▶ [Excerpt from a dataset]:
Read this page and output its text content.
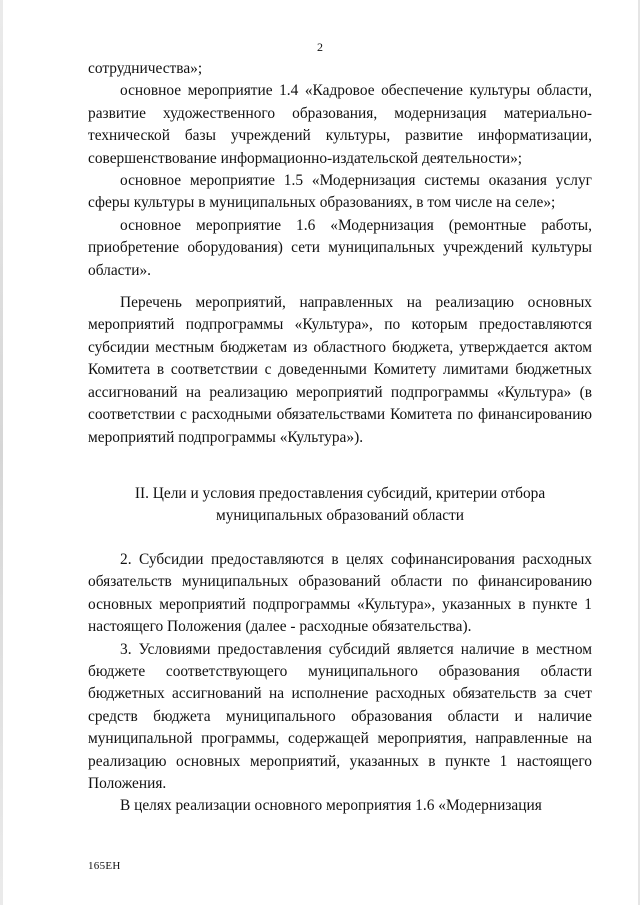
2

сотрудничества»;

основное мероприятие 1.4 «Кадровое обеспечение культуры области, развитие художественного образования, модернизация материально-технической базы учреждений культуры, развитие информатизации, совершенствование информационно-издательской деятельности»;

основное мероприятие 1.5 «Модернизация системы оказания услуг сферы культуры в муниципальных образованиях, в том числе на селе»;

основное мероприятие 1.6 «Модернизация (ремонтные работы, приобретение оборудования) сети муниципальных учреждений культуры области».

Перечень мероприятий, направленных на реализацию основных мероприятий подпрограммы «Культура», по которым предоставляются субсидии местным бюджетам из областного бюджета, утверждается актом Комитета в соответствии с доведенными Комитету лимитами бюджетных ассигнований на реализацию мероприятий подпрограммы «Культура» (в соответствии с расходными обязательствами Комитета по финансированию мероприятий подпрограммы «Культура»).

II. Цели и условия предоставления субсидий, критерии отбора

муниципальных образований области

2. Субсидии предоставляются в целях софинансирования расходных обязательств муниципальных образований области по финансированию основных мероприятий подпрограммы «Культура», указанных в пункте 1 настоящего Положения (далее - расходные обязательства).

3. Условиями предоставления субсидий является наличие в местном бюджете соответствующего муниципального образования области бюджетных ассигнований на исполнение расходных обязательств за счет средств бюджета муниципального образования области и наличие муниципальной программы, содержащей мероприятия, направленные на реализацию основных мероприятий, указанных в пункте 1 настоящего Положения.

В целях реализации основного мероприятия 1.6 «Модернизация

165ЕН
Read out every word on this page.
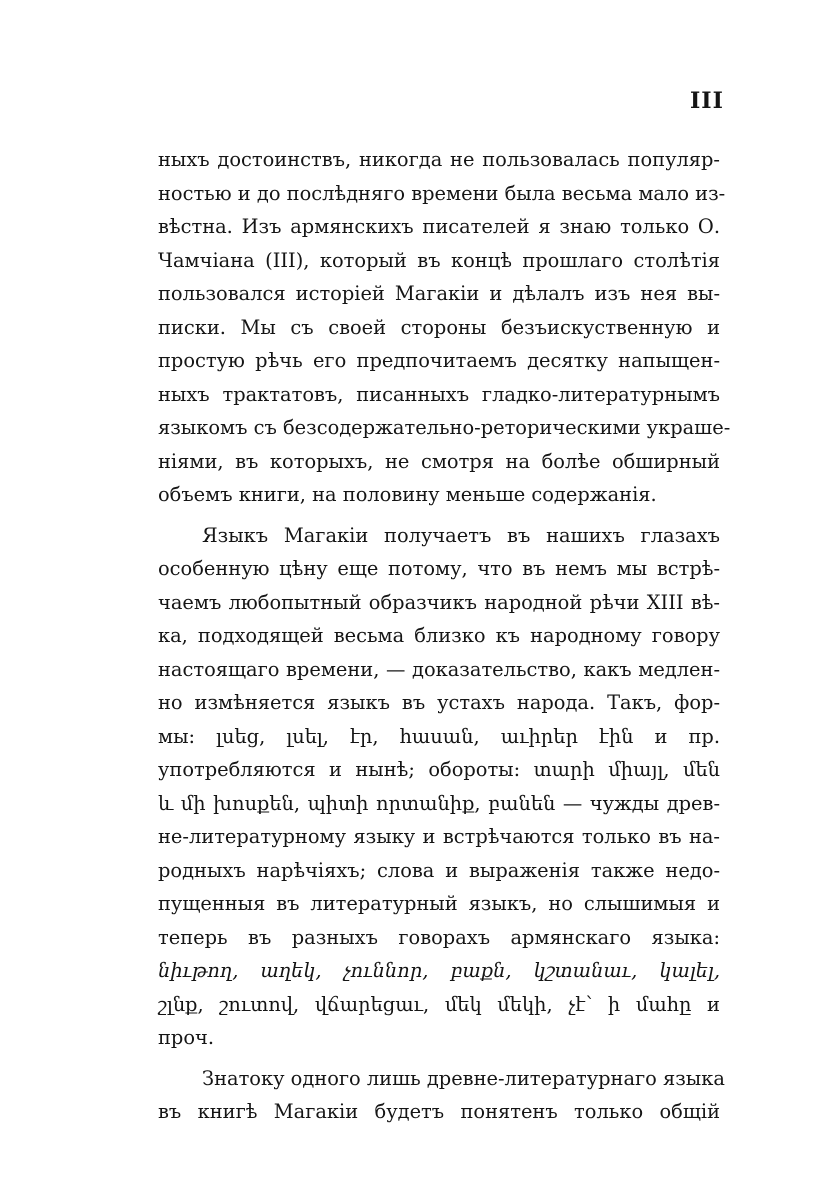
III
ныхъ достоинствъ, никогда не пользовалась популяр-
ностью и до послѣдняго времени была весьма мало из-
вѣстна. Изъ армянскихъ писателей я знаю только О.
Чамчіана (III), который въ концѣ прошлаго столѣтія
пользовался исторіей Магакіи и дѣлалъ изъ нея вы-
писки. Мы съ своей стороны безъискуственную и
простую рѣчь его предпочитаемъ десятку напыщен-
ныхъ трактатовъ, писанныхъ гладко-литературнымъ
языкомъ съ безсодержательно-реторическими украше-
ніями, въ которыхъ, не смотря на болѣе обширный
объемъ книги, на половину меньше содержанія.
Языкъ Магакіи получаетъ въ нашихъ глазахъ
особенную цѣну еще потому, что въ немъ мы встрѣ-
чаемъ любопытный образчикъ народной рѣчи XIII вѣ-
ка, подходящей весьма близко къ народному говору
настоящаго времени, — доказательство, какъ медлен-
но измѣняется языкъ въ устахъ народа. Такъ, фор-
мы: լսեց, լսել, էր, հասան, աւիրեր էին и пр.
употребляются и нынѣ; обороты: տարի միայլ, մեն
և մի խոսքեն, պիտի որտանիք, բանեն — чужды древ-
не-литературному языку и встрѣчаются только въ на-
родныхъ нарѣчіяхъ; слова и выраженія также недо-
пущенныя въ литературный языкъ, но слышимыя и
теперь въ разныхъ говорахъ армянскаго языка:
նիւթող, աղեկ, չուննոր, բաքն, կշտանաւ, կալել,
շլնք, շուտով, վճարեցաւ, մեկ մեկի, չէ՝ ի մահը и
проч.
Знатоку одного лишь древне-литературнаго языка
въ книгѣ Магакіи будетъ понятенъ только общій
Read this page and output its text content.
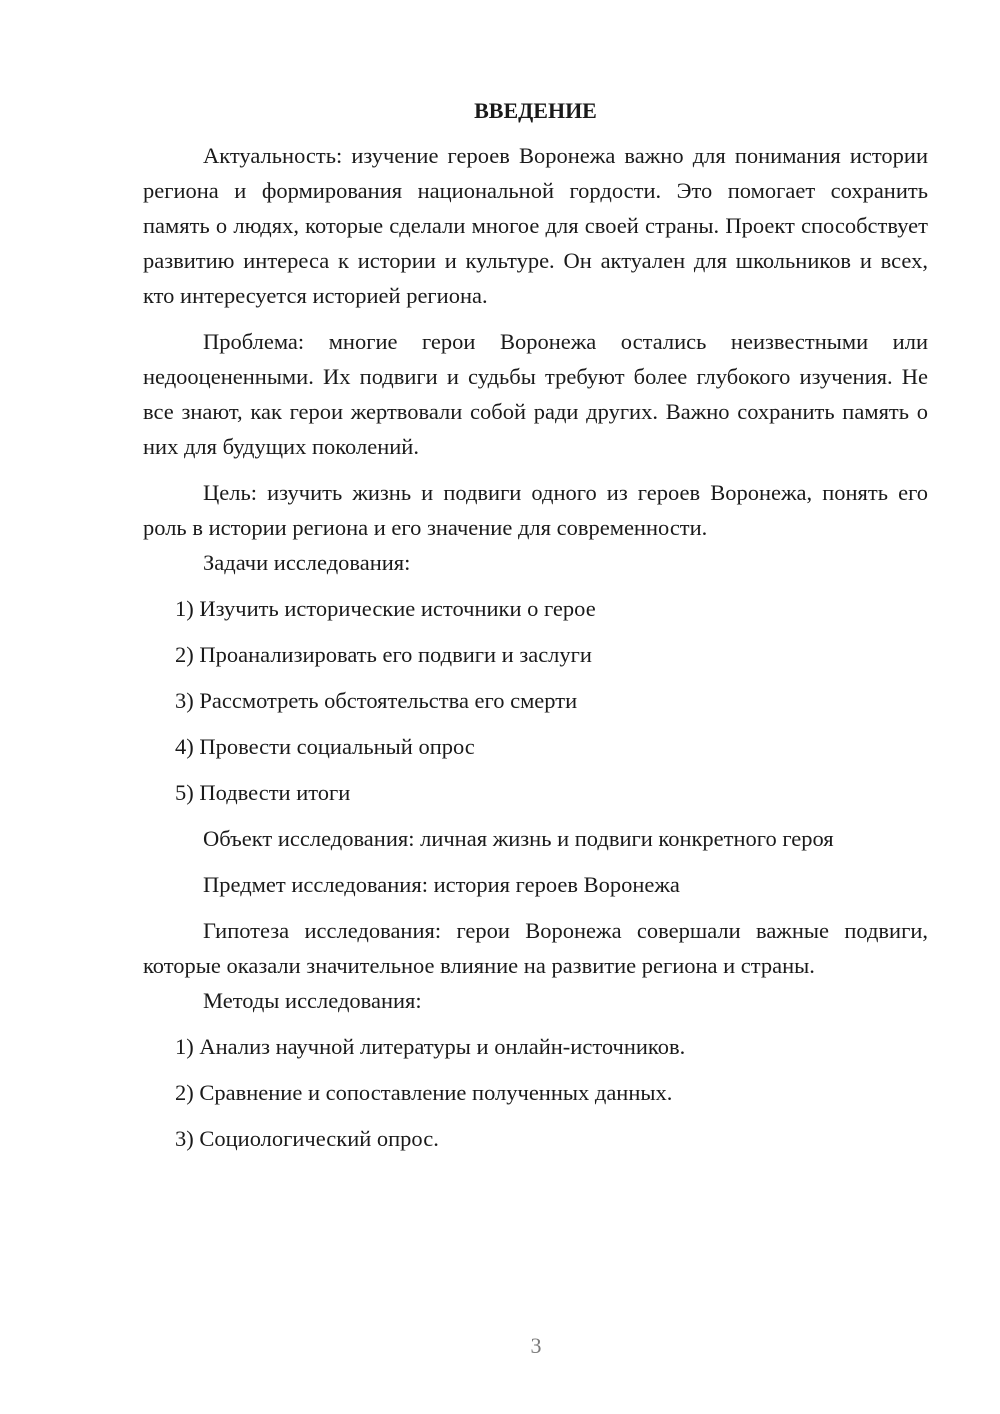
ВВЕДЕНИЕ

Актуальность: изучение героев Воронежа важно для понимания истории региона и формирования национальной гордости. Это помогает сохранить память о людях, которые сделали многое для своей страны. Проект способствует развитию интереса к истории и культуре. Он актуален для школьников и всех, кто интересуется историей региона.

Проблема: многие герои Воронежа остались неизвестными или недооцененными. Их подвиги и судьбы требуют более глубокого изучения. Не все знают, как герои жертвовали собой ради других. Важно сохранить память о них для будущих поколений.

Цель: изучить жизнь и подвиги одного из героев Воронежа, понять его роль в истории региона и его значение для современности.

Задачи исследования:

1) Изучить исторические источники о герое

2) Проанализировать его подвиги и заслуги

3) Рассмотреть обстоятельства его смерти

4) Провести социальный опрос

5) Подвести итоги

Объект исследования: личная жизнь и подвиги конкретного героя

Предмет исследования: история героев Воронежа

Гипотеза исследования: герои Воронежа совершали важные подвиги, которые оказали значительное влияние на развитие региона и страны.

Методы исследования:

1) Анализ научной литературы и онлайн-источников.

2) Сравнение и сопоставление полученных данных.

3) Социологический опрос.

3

▶ [Aim of the task]:
Copy the whole of the material above exactly, but not its images.

▶ [Exercise answer]:
Read this page and output its text content.
2

сотрудничества»;

основное мероприятие 1.4 «Кадровое обеспечение культуры области, развитие художественного образования, модернизация материально-технической базы учреждений культуры, развитие информатизации, совершенствование информационно-издательской деятельности»;

основное мероприятие 1.5 «Модернизация системы оказания услуг сферы культуры в муниципальных образованиях, в том числе на селе»;

основное мероприятие 1.6 «Модернизация (ремонтные работы, приобретение оборудования) сети муниципальных учреждений культуры области».

Перечень мероприятий, направленных на реализацию основных мероприятий подпрограммы «Культура», по которым предоставляются субсидии местным бюджетам из областного бюджета, утверждается актом Комитета в соответствии с доведенными Комитету лимитами бюджетных ассигнований на реализацию мероприятий подпрограммы «Культура» (в соответствии с расходными обязательствами Комитета по финансированию мероприятий подпрограммы «Культура»).

II. Цели и условия предоставления субсидий, критерии отбора

муниципальных образований области

2. Субсидии предоставляются в целях софинансирования расходных обязательств муниципальных образований области по финансированию основных мероприятий подпрограммы «Культура», указанных в пункте 1 настоящего Положения (далее - расходные обязательства).

3. Условиями предоставления субсидий является наличие в местном бюджете соответствующего муниципального образования области бюджетных ассигнований на исполнение расходных обязательств за счет средств бюджета муниципального образования области и наличие муниципальной программы, содержащей мероприятия, направленные на реализацию основных мероприятий, указанных в пункте 1 настоящего Положения.

В целях реализации основного мероприятия 1.6 «Модернизация

165ЕН
Read out every word on this page.
III
ныхъ достоинствъ, никогда не пользовалась популяр-
ностью и до послѣдняго времени была весьма мало из-
вѣстна. Изъ армянскихъ писателей я знаю только О.
Чамчіана (III), который въ концѣ прошлаго столѣтія
пользовался исторіей Магакіи и дѣлалъ изъ нея вы-
писки. Мы съ своей стороны безъискуственную и
простую рѣчь его предпочитаемъ десятку напыщен-
ныхъ трактатовъ, писанныхъ гладко-литературнымъ
языкомъ съ безсодержательно-реторическими украше-
ніями, въ которыхъ, не смотря на болѣе обширный
объемъ книги, на половину меньше содержанія.
Языкъ Магакіи получаетъ въ нашихъ глазахъ
особенную цѣну еще потому, что въ немъ мы встрѣ-
чаемъ любопытный образчикъ народной рѣчи XIII вѣ-
ка, подходящей весьма близко къ народному говору
настоящаго времени, — доказательство, какъ медлен-
но измѣняется языкъ въ устахъ народа. Такъ, фор-
мы: լսեց, լսել, էր, հասան, աւիրեր էին и пр.
употребляются и нынѣ; обороты: տարի միայլ, մեն
և մի խոսքեն, պիտի որտանիք, բանեն — чужды древ-
не-литературному языку и встрѣчаются только въ на-
родныхъ нарѣчіяхъ; слова и выраженія также недо-
пущенныя въ литературный языкъ, но слышимыя и
теперь въ разныхъ говорахъ армянскаго языка:
նիւթող, աղեկ, չուննոր, բաքն, կշտանաւ, կալել,
շլնք, շուտով, վճարեցաւ, մեկ մեկի, չէ՝ ի մահը и
проч.
Знатоку одного лишь древне-литературнаго языка
въ книгѣ Магакіи будетъ понятенъ только общій
Read this page and output its text content.
ВВЕДЕНИЕ

Актуальность: изучение героев Воронежа важно для понимания истории региона и формирования национальной гордости. Это помогает сохранить память о людях, которые сделали многое для своей страны. Проект способствует развитию интереса к истории и культуре. Он актуален для школьников и всех, кто интересуется историей региона.

Проблема: многие герои Воронежа остались неизвестными или недооцененными. Их подвиги и судьбы требуют более глубокого изучения. Не все знают, как герои жертвовали собой ради других. Важно сохранить память о них для будущих поколений.

Цель: изучить жизнь и подвиги одного из героев Воронежа, понять его роль в истории региона и его значение для современности.

Задачи исследования:

1) Изучить исторические источники о герое

2) Проанализировать его подвиги и заслуги

3) Рассмотреть обстоятельства его смерти

4) Провести социальный опрос

5) Подвести итоги

Объект исследования: личная жизнь и подвиги конкретного героя

Предмет исследования: история героев Воронежа

Гипотеза исследования: герои Воронежа совершали важные подвиги, которые оказали значительное влияние на развитие региона и страны.

Методы исследования:

1) Анализ научной литературы и онлайн-источников.

2) Сравнение и сопоставление полученных данных.

3) Социологический опрос.

3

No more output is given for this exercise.